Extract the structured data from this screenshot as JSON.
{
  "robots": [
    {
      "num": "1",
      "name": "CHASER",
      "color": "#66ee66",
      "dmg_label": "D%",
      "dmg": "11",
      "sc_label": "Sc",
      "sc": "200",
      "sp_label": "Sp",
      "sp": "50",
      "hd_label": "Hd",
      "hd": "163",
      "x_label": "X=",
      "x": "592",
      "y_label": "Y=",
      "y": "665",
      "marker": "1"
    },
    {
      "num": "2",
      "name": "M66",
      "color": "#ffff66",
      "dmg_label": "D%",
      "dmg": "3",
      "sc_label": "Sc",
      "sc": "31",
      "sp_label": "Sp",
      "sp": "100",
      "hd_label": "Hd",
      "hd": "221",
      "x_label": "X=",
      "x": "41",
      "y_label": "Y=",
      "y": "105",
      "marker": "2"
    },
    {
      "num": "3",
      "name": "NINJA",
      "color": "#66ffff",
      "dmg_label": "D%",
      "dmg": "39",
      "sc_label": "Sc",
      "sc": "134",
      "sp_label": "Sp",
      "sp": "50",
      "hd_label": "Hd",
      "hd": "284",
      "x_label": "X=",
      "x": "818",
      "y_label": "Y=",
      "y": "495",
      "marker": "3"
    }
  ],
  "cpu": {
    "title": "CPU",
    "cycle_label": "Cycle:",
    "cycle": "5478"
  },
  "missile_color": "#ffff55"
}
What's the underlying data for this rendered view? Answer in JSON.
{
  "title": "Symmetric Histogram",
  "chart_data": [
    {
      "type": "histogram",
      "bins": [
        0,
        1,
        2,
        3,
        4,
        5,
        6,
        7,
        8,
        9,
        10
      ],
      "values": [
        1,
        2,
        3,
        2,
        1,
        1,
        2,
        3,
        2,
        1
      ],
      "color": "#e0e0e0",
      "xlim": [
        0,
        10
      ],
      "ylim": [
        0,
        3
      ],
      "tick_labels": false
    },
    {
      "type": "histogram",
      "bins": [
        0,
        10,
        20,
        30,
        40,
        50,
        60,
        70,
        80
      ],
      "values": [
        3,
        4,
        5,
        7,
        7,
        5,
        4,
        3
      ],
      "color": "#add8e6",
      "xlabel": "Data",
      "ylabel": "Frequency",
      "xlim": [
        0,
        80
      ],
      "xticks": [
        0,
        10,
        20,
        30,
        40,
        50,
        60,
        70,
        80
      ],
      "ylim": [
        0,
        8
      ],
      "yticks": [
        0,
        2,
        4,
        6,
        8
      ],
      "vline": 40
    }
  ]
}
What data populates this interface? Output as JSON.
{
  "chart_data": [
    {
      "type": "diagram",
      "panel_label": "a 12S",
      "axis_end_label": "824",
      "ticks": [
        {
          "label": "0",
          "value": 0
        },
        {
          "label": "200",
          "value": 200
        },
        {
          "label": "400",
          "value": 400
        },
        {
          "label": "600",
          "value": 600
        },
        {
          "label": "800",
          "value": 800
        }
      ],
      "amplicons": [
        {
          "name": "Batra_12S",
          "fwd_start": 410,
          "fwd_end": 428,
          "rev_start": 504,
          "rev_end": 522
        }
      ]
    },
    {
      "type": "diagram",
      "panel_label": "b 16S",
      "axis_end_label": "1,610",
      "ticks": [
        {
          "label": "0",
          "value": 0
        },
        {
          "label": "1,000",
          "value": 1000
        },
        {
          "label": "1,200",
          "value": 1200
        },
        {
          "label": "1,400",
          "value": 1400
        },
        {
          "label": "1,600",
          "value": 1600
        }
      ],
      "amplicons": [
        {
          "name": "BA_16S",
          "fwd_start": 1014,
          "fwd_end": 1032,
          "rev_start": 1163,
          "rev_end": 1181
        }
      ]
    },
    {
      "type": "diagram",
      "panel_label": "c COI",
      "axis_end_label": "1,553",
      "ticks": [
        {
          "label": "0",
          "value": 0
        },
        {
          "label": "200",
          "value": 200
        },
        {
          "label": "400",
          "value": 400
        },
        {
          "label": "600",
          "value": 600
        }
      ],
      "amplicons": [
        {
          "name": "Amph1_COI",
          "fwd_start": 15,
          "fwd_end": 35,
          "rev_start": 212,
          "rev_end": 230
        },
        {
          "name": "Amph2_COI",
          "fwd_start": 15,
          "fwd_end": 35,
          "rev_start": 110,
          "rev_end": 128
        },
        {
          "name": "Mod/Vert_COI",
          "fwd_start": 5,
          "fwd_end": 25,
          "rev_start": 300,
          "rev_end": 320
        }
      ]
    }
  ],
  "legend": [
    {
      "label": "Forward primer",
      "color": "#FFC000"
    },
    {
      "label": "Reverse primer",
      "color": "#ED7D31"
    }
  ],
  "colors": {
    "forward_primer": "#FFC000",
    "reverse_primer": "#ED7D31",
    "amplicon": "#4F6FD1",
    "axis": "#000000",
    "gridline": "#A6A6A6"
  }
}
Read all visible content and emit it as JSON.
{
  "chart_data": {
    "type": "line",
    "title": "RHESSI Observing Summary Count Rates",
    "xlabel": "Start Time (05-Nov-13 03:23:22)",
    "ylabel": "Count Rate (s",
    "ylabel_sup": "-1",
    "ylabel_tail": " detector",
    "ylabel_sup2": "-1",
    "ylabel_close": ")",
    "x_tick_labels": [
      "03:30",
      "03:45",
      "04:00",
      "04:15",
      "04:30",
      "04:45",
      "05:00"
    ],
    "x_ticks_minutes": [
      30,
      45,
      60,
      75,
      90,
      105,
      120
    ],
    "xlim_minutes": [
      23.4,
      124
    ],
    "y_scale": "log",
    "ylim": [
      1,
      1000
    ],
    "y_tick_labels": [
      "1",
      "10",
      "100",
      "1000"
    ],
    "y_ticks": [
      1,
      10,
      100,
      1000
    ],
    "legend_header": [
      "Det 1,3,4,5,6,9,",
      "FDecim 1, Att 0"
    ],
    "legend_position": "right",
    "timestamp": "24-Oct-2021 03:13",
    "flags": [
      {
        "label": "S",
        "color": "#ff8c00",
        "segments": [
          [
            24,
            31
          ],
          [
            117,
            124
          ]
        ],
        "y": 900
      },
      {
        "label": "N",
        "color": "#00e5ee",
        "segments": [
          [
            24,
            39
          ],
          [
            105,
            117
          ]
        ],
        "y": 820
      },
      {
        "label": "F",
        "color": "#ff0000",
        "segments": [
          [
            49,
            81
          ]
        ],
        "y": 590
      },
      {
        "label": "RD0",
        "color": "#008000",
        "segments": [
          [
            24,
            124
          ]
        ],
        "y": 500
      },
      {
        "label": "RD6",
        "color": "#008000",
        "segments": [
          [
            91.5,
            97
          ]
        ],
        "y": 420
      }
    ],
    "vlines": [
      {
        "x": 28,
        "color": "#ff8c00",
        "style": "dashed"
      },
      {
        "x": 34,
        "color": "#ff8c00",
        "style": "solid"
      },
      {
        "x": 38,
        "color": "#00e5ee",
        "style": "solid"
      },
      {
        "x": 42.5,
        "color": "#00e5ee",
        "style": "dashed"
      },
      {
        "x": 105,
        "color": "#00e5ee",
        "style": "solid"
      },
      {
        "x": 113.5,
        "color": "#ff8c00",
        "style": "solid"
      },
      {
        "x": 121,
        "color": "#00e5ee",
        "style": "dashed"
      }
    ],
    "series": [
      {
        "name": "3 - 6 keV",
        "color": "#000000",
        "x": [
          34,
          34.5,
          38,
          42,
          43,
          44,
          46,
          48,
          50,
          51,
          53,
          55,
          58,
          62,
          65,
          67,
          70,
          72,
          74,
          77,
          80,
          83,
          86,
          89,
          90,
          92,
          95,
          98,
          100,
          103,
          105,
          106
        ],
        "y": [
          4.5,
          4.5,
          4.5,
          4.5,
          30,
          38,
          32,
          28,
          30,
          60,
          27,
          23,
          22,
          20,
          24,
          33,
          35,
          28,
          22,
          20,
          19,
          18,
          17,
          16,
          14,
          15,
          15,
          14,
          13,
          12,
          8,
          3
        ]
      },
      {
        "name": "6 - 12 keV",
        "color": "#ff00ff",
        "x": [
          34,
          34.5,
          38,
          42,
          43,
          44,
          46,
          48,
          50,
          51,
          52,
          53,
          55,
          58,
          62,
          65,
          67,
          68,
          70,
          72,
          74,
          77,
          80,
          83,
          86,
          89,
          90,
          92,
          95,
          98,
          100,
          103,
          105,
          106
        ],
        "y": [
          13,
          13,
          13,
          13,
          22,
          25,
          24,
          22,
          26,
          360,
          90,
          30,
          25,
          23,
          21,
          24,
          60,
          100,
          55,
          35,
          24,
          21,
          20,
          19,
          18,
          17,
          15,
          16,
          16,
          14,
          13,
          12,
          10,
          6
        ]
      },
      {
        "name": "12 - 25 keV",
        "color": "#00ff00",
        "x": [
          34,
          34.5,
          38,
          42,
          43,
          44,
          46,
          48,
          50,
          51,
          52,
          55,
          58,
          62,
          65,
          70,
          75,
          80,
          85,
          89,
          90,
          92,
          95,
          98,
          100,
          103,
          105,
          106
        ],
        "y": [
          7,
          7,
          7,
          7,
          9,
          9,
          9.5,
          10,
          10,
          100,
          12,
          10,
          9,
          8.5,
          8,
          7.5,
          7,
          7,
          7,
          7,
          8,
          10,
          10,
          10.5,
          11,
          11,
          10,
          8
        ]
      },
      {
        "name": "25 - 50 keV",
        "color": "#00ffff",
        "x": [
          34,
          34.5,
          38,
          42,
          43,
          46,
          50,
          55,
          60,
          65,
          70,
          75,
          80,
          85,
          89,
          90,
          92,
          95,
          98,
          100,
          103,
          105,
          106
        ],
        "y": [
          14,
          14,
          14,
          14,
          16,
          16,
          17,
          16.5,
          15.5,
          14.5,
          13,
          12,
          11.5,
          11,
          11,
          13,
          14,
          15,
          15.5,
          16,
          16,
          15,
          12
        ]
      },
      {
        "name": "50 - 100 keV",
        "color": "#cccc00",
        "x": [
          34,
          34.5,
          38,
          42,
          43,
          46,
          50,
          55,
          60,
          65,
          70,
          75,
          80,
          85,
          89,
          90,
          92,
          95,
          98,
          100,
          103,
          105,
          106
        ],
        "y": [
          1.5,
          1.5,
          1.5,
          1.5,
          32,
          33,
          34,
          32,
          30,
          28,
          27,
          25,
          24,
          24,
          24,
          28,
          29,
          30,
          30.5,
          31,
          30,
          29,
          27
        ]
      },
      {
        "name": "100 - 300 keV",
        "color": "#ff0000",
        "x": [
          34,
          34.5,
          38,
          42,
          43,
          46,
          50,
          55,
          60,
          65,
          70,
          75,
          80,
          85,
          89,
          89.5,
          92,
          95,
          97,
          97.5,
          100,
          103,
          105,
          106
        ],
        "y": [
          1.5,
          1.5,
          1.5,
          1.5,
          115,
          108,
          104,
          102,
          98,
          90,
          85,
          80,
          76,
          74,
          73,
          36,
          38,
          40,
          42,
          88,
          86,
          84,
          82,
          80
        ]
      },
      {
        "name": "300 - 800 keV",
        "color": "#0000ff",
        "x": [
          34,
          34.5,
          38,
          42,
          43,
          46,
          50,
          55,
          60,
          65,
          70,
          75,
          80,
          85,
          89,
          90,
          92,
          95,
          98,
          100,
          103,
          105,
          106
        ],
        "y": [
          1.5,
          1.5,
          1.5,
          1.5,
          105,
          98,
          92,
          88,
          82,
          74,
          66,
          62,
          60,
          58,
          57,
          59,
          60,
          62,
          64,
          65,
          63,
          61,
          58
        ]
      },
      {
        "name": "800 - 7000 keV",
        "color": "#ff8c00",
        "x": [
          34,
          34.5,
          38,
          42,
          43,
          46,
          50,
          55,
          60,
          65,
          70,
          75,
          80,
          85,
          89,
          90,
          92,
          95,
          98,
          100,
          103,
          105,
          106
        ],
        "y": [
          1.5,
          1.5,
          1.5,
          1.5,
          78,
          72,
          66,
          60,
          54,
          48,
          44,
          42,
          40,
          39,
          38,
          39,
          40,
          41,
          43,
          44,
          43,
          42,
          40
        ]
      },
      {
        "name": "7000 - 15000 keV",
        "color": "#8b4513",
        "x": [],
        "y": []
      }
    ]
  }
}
======
**What needs to be done**
Lines holding the word "title" should be counted across the entries; state only how many there are.

**Solution**
3